/---

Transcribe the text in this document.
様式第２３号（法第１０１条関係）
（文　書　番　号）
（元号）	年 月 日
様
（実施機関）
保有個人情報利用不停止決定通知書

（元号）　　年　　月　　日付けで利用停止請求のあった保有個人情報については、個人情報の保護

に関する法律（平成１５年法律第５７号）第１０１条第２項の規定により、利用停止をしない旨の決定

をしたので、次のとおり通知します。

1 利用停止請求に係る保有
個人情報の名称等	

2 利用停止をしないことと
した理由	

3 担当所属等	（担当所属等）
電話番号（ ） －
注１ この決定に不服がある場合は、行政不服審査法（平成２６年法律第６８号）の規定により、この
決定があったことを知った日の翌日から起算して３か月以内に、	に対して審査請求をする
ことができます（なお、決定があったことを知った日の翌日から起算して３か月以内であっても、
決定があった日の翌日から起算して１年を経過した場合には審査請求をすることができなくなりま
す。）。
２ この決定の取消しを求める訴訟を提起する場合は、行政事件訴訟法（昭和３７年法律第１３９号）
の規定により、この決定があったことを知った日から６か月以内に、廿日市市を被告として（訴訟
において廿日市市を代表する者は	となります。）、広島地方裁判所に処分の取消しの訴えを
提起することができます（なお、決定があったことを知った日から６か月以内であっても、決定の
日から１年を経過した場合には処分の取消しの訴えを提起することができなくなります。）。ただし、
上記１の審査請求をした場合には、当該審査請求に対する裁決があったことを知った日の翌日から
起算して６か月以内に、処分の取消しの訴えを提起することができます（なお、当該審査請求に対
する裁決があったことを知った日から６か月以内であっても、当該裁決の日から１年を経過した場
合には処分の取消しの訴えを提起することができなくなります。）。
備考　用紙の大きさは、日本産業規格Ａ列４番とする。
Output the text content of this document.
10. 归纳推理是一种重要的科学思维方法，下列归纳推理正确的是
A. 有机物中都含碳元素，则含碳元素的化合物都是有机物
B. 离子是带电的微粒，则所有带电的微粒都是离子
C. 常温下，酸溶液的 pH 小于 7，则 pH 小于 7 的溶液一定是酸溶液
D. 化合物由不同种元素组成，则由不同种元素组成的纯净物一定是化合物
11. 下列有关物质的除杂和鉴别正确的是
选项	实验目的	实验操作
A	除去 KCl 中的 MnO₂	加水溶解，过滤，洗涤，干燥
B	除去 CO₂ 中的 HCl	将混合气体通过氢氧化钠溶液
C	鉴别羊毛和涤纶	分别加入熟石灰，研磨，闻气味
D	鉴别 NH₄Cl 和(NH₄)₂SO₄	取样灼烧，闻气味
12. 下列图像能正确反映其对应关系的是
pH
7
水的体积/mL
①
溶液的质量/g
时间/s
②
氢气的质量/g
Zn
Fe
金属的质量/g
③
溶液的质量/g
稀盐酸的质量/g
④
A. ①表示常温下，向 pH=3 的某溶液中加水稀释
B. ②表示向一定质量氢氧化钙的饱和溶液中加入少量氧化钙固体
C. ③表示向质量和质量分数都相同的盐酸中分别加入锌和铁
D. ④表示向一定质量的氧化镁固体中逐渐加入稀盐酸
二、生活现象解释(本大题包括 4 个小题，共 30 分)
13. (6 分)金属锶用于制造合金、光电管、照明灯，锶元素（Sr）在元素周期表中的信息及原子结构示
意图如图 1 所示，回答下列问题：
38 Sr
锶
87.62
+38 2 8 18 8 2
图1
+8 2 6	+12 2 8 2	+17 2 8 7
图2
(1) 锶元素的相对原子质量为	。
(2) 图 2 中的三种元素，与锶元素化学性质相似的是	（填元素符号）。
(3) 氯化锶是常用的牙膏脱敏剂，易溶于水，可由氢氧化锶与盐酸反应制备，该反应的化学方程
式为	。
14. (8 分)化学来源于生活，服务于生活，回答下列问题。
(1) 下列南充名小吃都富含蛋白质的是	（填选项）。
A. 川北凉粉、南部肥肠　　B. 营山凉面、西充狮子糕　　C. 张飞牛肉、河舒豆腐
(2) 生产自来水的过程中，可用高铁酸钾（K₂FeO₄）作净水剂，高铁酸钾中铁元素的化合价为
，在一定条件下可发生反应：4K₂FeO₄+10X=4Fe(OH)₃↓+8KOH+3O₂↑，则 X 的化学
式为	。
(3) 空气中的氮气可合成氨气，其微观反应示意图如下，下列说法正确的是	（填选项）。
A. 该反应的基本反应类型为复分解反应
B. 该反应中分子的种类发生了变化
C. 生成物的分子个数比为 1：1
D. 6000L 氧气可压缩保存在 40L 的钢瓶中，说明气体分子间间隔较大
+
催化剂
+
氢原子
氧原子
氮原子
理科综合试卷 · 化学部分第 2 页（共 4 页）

\---

▸ WHAT TO WORK ON
Look through the entries above for the word "document". Copy every line where it shows up.

▸ ANSWER TO THE PROBLEM
Transcribe the text in this document.
Output the text content of this document.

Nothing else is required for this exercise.